__Aim__: Look through the records below, and copy out every line that holds the string "NUGROHO".

(Records excerpted from a collection)
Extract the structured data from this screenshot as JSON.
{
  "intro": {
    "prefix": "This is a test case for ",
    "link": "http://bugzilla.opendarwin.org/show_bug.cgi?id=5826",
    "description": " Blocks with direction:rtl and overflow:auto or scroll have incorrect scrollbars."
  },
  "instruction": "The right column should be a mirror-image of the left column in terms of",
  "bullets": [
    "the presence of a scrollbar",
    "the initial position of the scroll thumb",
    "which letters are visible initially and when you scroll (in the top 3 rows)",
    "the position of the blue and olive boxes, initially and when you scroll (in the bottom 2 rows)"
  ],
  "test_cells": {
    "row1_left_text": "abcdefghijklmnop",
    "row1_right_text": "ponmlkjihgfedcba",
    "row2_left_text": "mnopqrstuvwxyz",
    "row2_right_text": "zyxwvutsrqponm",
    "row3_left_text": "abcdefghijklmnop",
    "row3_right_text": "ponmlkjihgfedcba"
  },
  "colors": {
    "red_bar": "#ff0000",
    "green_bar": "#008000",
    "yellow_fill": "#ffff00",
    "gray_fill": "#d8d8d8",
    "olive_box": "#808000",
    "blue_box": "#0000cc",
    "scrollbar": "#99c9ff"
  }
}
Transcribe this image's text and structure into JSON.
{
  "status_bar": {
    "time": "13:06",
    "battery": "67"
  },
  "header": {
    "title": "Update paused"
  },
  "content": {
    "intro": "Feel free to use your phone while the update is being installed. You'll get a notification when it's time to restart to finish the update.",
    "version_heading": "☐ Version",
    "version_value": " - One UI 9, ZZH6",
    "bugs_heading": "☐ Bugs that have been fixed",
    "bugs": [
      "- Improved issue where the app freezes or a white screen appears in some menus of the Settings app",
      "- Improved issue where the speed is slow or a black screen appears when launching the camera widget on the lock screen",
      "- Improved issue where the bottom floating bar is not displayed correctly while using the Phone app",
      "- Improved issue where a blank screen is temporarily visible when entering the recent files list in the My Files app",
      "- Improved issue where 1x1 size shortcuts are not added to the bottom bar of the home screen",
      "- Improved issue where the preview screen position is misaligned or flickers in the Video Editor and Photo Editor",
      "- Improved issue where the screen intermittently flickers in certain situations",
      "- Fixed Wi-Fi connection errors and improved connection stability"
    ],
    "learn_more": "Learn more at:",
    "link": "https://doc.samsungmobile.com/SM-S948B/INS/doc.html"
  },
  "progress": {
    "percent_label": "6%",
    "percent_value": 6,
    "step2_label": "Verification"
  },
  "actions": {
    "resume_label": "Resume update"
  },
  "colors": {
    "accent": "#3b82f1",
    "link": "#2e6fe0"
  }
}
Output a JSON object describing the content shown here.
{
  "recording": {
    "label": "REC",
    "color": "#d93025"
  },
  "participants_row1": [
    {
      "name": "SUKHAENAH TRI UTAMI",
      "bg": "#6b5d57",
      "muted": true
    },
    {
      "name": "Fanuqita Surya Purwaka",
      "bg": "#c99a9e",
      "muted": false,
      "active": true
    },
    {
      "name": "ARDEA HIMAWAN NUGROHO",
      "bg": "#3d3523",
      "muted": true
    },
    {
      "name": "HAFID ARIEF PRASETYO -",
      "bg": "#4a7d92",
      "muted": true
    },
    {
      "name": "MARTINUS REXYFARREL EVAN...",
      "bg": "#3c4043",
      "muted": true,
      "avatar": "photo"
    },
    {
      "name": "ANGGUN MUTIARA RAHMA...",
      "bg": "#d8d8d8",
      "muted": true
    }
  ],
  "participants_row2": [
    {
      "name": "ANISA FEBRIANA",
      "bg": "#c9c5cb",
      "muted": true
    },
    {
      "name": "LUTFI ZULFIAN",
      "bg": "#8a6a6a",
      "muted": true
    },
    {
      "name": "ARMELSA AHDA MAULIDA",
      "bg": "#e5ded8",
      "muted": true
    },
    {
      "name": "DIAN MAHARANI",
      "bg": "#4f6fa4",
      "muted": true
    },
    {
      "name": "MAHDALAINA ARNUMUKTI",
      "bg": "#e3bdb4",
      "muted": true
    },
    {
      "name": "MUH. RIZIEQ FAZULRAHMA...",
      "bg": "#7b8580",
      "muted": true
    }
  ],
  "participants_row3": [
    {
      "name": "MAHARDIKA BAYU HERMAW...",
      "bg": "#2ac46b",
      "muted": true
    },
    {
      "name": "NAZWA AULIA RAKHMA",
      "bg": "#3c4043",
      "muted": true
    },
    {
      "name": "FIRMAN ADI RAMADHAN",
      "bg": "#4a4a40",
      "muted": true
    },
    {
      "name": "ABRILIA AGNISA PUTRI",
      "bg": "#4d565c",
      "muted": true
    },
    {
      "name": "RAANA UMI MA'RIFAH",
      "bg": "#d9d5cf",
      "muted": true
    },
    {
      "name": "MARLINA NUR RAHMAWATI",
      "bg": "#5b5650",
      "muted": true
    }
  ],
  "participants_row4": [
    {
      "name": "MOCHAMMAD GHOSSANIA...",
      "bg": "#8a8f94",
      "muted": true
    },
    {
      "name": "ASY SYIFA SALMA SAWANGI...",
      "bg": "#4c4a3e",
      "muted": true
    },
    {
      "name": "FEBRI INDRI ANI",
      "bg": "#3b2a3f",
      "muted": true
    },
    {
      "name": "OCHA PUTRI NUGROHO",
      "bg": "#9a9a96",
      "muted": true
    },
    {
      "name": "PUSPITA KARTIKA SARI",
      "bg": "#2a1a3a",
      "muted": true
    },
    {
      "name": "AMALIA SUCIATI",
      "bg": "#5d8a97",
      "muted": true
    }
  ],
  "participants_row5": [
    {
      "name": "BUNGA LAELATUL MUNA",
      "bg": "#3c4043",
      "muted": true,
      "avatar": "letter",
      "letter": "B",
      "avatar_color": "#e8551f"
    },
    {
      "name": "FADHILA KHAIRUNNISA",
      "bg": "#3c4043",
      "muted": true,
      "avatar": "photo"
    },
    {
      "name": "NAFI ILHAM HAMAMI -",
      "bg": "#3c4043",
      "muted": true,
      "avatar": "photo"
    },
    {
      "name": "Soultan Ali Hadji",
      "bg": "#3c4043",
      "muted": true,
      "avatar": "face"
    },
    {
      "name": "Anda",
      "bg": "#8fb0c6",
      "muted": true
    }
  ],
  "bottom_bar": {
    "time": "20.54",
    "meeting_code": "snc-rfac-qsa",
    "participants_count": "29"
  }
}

__Correct result__:
      "name": "ARDEA HIMAWAN NUGROHO",
      "name": "OCHA PUTRI NUGROHO",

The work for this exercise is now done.